▸ Saved entries
[START]

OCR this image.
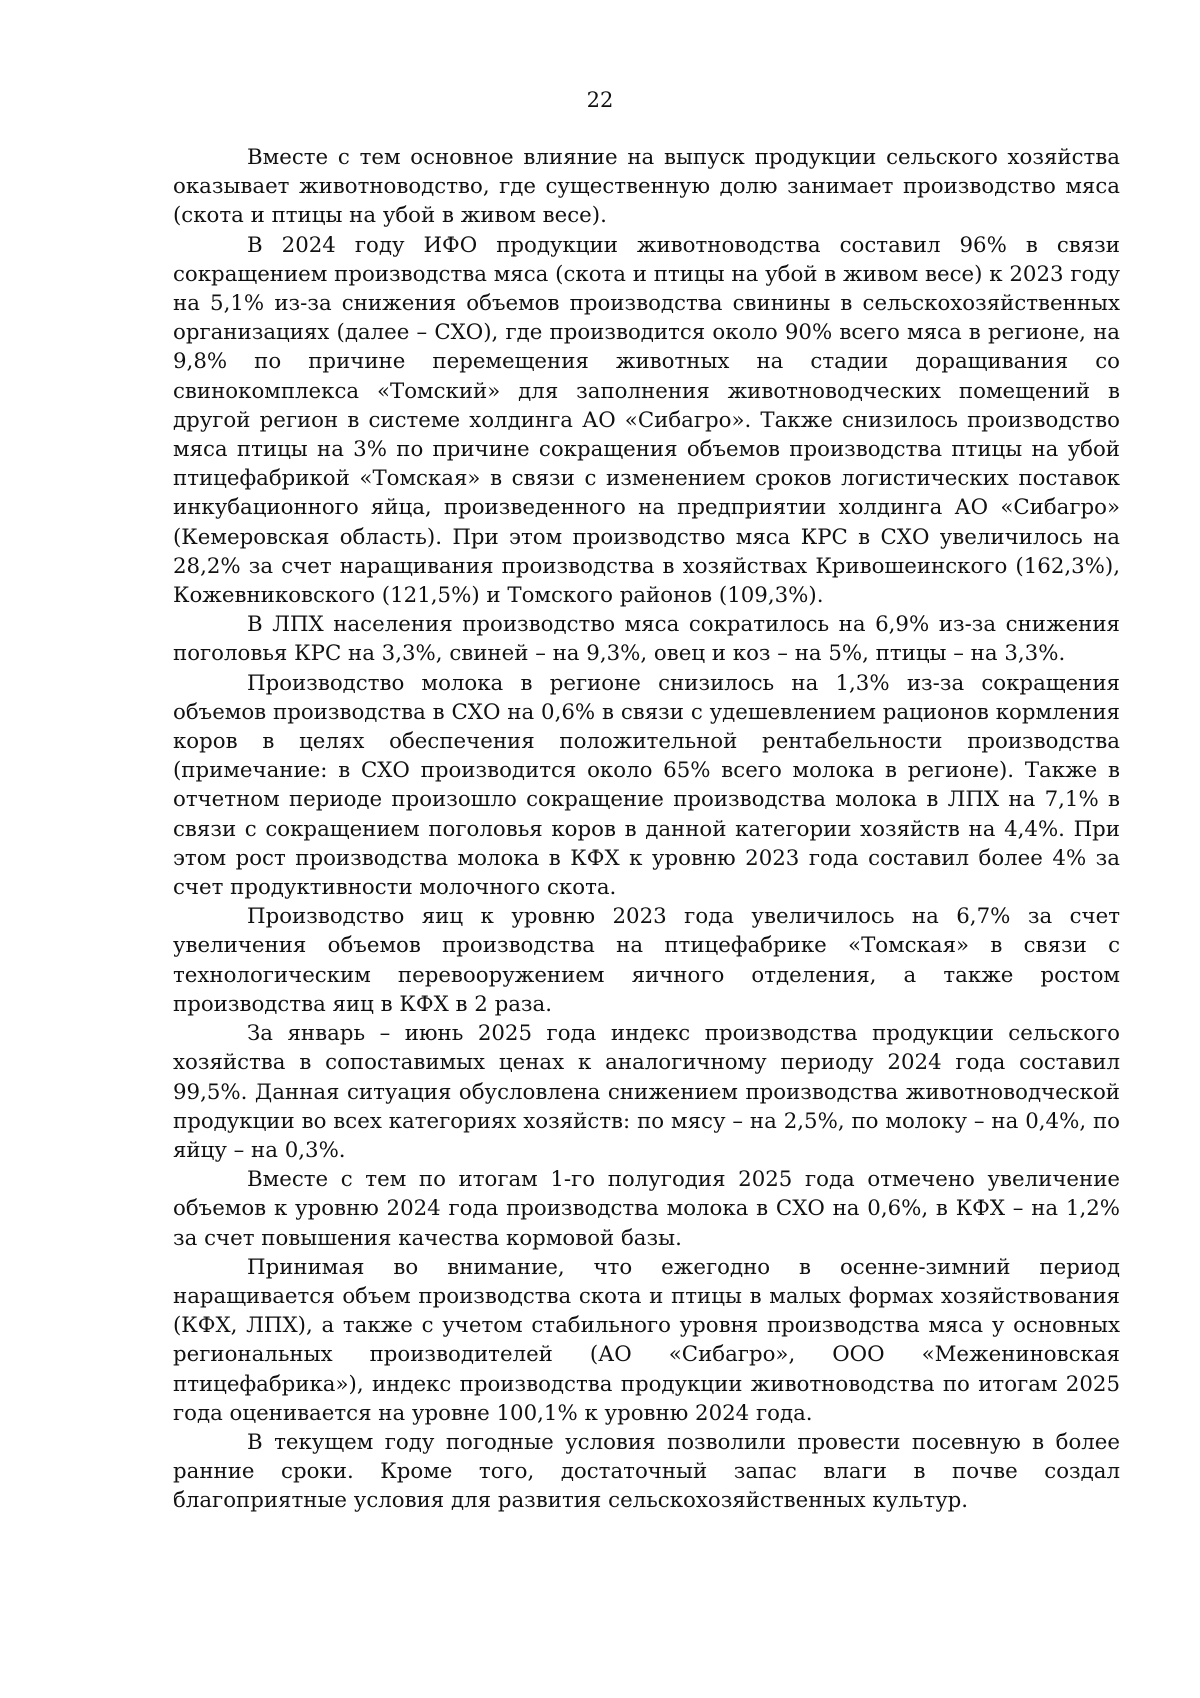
22

Вместе с тем основное влияние на выпуск продукции сельского хозяйства оказывает животноводство, где существенную долю занимает производство мяса (скота и птицы на убой в живом весе).

В 2024 году ИФО продукции животноводства составил 96% в связи сокращением производства мяса (скота и птицы на убой в живом весе) к 2023 году на 5,1% из-за снижения объемов производства свинины в сельскохозяйственных организациях (далее – СХО), где производится около 90% всего мяса в регионе, на 9,8% по причине перемещения животных на стадии доращивания со свинокомплекса «Томский» для заполнения животноводческих помещений в другой регион в системе холдинга АО «Сибагро». Также снизилось производство мяса птицы на 3% по причине сокращения объемов производства птицы на убой птицефабрикой «Томская» в связи с изменением сроков логистических поставок инкубационного яйца, произведенного на предприятии холдинга АО «Сибагро» (Кемеровская область). При этом производство мяса КРС в СХО увеличилось на 28,2% за счет наращивания производства в хозяйствах Кривошеинского (162,3%), Кожевниковского (121,5%) и Томского районов (109,3%).

В ЛПХ населения производство мяса сократилось на 6,9% из-за снижения поголовья КРС на 3,3%, свиней – на 9,3%, овец и коз – на 5%, птицы – на 3,3%.

Производство молока в регионе снизилось на 1,3% из-за сокращения объемов производства в СХО на 0,6% в связи с удешевлением рационов кормления коров в целях обеспечения положительной рентабельности производства (примечание: в СХО производится около 65% всего молока в регионе). Также в отчетном периоде произошло сокращение производства молока в ЛПХ на 7,1% в связи с сокращением поголовья коров в данной категории хозяйств на 4,4%. При этом рост производства молока в КФХ к уровню 2023 года составил более 4% за счет продуктивности молочного скота.

Производство яиц к уровню 2023 года увеличилось на 6,7% за счет увеличения объемов производства на птицефабрике «Томская» в связи с технологическим перевооружением яичного отделения, а также ростом производства яиц в КФХ в 2 раза.

За январь – июнь 2025 года индекс производства продукции сельского хозяйства в сопоставимых ценах к аналогичному периоду 2024 года составил 99,5%. Данная ситуация обусловлена снижением производства животноводческой продукции во всех категориях хозяйств: по мясу – на 2,5%, по молоку – на 0,4%, по яйцу – на 0,3%.

Вместе с тем по итогам 1-го полугодия 2025 года отмечено увеличение объемов к уровню 2024 года производства молока в СХО на 0,6%, в КФХ – на 1,2% за счет повышения качества кормовой базы.

Принимая во внимание, что ежегодно в осенне-зимний период наращивается объем производства скота и птицы в малых формах хозяйствования (КФХ, ЛПХ), а также с учетом стабильного уровня производства мяса у основных региональных производителей (АО «Сибагро», ООО «Межениновская птицефабрика»), индекс производства продукции животноводства по итогам 2025 года оценивается на уровне 100,1% к уровню 2024 года.

В текущем году погодные условия позволили провести посевную в более ранние сроки. Кроме того, достаточный запас влаги в почве создал благоприятные условия для развития сельскохозяйственных культур.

[END]

▸ Aim
Transcribe the full listing character for character. Pictures are excluded.

▸ Exercise response
OCR this image.
22

Вместе с тем основное влияние на выпуск продукции сельского хозяйства оказывает животноводство, где существенную долю занимает производство мяса (скота и птицы на убой в живом весе).

В 2024 году ИФО продукции животноводства составил 96% в связи сокращением производства мяса (скота и птицы на убой в живом весе) к 2023 году на 5,1% из-за снижения объемов производства свинины в сельскохозяйственных организациях (далее – СХО), где производится около 90% всего мяса в регионе, на 9,8% по причине перемещения животных на стадии доращивания со свинокомплекса «Томский» для заполнения животноводческих помещений в другой регион в системе холдинга АО «Сибагро». Также снизилось производство мяса птицы на 3% по причине сокращения объемов производства птицы на убой птицефабрикой «Томская» в связи с изменением сроков логистических поставок инкубационного яйца, произведенного на предприятии холдинга АО «Сибагро» (Кемеровская область). При этом производство мяса КРС в СХО увеличилось на 28,2% за счет наращивания производства в хозяйствах Кривошеинского (162,3%), Кожевниковского (121,5%) и Томского районов (109,3%).

В ЛПХ населения производство мяса сократилось на 6,9% из-за снижения поголовья КРС на 3,3%, свиней – на 9,3%, овец и коз – на 5%, птицы – на 3,3%.

Производство молока в регионе снизилось на 1,3% из-за сокращения объемов производства в СХО на 0,6% в связи с удешевлением рационов кормления коров в целях обеспечения положительной рентабельности производства (примечание: в СХО производится около 65% всего молока в регионе). Также в отчетном периоде произошло сокращение производства молока в ЛПХ на 7,1% в связи с сокращением поголовья коров в данной категории хозяйств на 4,4%. При этом рост производства молока в КФХ к уровню 2023 года составил более 4% за счет продуктивности молочного скота.

Производство яиц к уровню 2023 года увеличилось на 6,7% за счет увеличения объемов производства на птицефабрике «Томская» в связи с технологическим перевооружением яичного отделения, а также ростом производства яиц в КФХ в 2 раза.

За январь – июнь 2025 года индекс производства продукции сельского хозяйства в сопоставимых ценах к аналогичному периоду 2024 года составил 99,5%. Данная ситуация обусловлена снижением производства животноводческой продукции во всех категориях хозяйств: по мясу – на 2,5%, по молоку – на 0,4%, по яйцу – на 0,3%.

Вместе с тем по итогам 1-го полугодия 2025 года отмечено увеличение объемов к уровню 2024 года производства молока в СХО на 0,6%, в КФХ – на 1,2% за счет повышения качества кормовой базы.

Принимая во внимание, что ежегодно в осенне-зимний период наращивается объем производства скота и птицы в малых формах хозяйствования (КФХ, ЛПХ), а также с учетом стабильного уровня производства мяса у основных региональных производителей (АО «Сибагро», ООО «Межениновская птицефабрика»), индекс производства продукции животноводства по итогам 2025 года оценивается на уровне 100,1% к уровню 2024 года.

В текущем году погодные условия позволили провести посевную в более ранние сроки. Кроме того, достаточный запас влаги в почве создал благоприятные условия для развития сельскохозяйственных культур.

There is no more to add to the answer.